- **Instructions for the task**: Filter the entries and keep only the lines where the string "title" appears.

- **Record excerpts**:
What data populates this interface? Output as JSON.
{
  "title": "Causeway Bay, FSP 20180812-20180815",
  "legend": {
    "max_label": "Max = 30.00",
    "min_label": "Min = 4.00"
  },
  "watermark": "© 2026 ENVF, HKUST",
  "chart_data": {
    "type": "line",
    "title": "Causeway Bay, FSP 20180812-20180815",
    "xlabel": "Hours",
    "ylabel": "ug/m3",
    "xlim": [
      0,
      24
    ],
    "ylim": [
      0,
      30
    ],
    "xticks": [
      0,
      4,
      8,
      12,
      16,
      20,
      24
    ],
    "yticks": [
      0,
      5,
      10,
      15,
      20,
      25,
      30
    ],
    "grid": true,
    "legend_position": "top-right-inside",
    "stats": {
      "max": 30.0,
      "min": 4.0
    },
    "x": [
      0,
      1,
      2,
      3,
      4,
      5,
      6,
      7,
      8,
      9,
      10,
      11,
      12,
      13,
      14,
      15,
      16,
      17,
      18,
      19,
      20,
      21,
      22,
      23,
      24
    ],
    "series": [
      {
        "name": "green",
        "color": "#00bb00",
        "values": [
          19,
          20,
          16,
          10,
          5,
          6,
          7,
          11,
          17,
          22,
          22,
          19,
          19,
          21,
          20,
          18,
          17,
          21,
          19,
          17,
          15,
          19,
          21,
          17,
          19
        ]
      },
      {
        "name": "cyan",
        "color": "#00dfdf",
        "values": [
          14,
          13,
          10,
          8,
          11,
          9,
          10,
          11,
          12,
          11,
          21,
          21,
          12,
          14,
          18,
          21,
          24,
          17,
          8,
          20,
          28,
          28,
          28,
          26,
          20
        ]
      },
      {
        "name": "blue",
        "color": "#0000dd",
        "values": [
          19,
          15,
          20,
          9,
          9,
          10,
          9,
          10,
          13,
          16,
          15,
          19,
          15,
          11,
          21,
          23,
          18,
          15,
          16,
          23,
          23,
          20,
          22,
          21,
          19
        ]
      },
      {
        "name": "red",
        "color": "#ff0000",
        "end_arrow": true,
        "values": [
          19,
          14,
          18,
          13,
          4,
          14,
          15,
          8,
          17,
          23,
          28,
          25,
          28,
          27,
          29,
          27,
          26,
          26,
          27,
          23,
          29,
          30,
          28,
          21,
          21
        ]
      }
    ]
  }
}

- **Output**:
  "title": "Causeway Bay, FSP 20180812-20180815",
    "title": "Causeway Bay, FSP 20180812-20180815",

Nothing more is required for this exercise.